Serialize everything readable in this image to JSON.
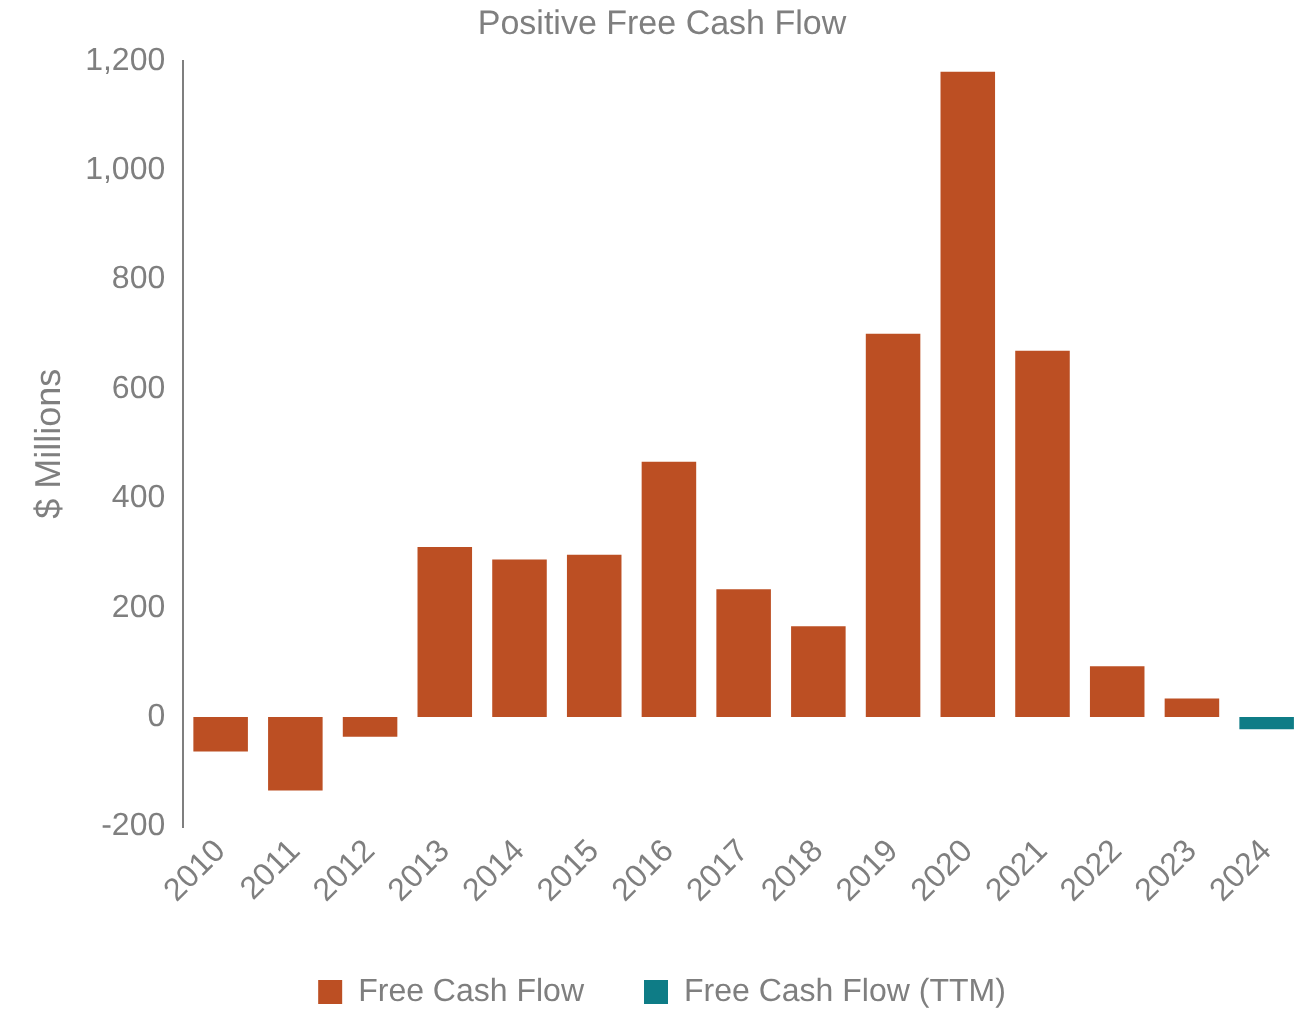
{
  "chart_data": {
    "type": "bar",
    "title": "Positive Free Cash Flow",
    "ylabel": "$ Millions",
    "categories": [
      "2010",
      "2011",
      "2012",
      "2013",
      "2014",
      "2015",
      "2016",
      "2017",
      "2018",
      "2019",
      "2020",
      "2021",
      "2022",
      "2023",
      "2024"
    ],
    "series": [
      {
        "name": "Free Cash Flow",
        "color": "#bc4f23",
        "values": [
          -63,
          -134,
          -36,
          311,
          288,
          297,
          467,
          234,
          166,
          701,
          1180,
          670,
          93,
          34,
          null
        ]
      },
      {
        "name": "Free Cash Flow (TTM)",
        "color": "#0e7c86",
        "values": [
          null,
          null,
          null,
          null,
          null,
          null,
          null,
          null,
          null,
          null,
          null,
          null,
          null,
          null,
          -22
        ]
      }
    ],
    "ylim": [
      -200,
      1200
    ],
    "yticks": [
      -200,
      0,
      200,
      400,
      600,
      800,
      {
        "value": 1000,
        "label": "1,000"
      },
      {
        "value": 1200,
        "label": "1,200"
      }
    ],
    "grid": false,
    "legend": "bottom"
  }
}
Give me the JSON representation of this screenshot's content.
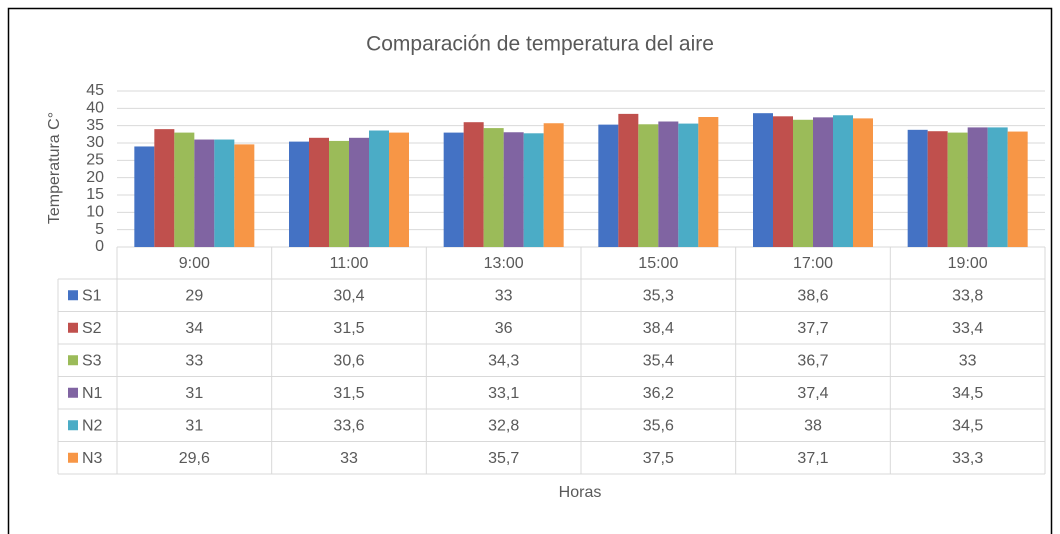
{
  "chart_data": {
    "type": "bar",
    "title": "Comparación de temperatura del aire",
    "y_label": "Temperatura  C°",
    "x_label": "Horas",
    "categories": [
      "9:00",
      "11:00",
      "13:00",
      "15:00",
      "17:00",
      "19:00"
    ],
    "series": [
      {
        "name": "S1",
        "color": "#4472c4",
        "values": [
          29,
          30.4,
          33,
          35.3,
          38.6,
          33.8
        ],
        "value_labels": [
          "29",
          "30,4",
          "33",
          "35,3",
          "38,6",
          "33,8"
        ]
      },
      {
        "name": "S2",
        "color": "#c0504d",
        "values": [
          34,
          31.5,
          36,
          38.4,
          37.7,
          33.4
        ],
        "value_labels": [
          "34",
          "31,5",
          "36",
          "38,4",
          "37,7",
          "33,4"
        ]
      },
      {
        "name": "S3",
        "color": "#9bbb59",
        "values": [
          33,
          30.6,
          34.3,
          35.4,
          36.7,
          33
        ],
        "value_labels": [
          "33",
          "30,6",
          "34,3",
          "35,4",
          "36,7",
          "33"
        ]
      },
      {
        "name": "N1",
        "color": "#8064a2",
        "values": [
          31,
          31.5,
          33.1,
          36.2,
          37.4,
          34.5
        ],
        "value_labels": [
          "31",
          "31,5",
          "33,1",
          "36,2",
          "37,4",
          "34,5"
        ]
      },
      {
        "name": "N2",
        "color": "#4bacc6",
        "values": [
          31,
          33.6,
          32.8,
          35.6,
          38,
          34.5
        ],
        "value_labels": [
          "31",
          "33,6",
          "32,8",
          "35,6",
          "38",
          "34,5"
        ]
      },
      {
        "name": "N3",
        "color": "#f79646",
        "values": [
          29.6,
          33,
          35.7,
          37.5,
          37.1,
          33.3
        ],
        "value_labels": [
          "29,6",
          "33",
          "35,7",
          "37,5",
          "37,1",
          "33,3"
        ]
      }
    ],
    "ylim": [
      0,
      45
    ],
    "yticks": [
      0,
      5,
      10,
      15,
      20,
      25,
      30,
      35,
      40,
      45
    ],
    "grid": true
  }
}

•••

GIVEN TASK:
All the records need to be repeated exactly, with the images dropped.

RESPONSE TO THIS TASK:
Serialize everything readable in this image to JSON.
{
  "chart_data": {
    "type": "bar",
    "title": "Positive Free Cash Flow",
    "ylabel": "$ Millions",
    "categories": [
      "2010",
      "2011",
      "2012",
      "2013",
      "2014",
      "2015",
      "2016",
      "2017",
      "2018",
      "2019",
      "2020",
      "2021",
      "2022",
      "2023",
      "2024"
    ],
    "series": [
      {
        "name": "Free Cash Flow",
        "color": "#bc4f23",
        "values": [
          -63,
          -134,
          -36,
          311,
          288,
          297,
          467,
          234,
          166,
          701,
          1180,
          670,
          93,
          34,
          null
        ]
      },
      {
        "name": "Free Cash Flow (TTM)",
        "color": "#0e7c86",
        "values": [
          null,
          null,
          null,
          null,
          null,
          null,
          null,
          null,
          null,
          null,
          null,
          null,
          null,
          null,
          -22
        ]
      }
    ],
    "ylim": [
      -200,
      1200
    ],
    "yticks": [
      -200,
      0,
      200,
      400,
      600,
      800,
      {
        "value": 1000,
        "label": "1,000"
      },
      {
        "value": 1200,
        "label": "1,200"
      }
    ],
    "grid": false,
    "legend": "bottom"
  }
}
Give me the JSON representation of this screenshot's content.
{
  "chart_data": {
    "type": "bar",
    "title": "Comparación de temperatura del aire",
    "y_label": "Temperatura  C°",
    "x_label": "Horas",
    "categories": [
      "9:00",
      "11:00",
      "13:00",
      "15:00",
      "17:00",
      "19:00"
    ],
    "series": [
      {
        "name": "S1",
        "color": "#4472c4",
        "values": [
          29,
          30.4,
          33,
          35.3,
          38.6,
          33.8
        ],
        "value_labels": [
          "29",
          "30,4",
          "33",
          "35,3",
          "38,6",
          "33,8"
        ]
      },
      {
        "name": "S2",
        "color": "#c0504d",
        "values": [
          34,
          31.5,
          36,
          38.4,
          37.7,
          33.4
        ],
        "value_labels": [
          "34",
          "31,5",
          "36",
          "38,4",
          "37,7",
          "33,4"
        ]
      },
      {
        "name": "S3",
        "color": "#9bbb59",
        "values": [
          33,
          30.6,
          34.3,
          35.4,
          36.7,
          33
        ],
        "value_labels": [
          "33",
          "30,6",
          "34,3",
          "35,4",
          "36,7",
          "33"
        ]
      },
      {
        "name": "N1",
        "color": "#8064a2",
        "values": [
          31,
          31.5,
          33.1,
          36.2,
          37.4,
          34.5
        ],
        "value_labels": [
          "31",
          "31,5",
          "33,1",
          "36,2",
          "37,4",
          "34,5"
        ]
      },
      {
        "name": "N2",
        "color": "#4bacc6",
        "values": [
          31,
          33.6,
          32.8,
          35.6,
          38,
          34.5
        ],
        "value_labels": [
          "31",
          "33,6",
          "32,8",
          "35,6",
          "38",
          "34,5"
        ]
      },
      {
        "name": "N3",
        "color": "#f79646",
        "values": [
          29.6,
          33,
          35.7,
          37.5,
          37.1,
          33.3
        ],
        "value_labels": [
          "29,6",
          "33",
          "35,7",
          "37,5",
          "37,1",
          "33,3"
        ]
      }
    ],
    "ylim": [
      0,
      45
    ],
    "yticks": [
      0,
      5,
      10,
      15,
      20,
      25,
      30,
      35,
      40,
      45
    ],
    "grid": true
  }
}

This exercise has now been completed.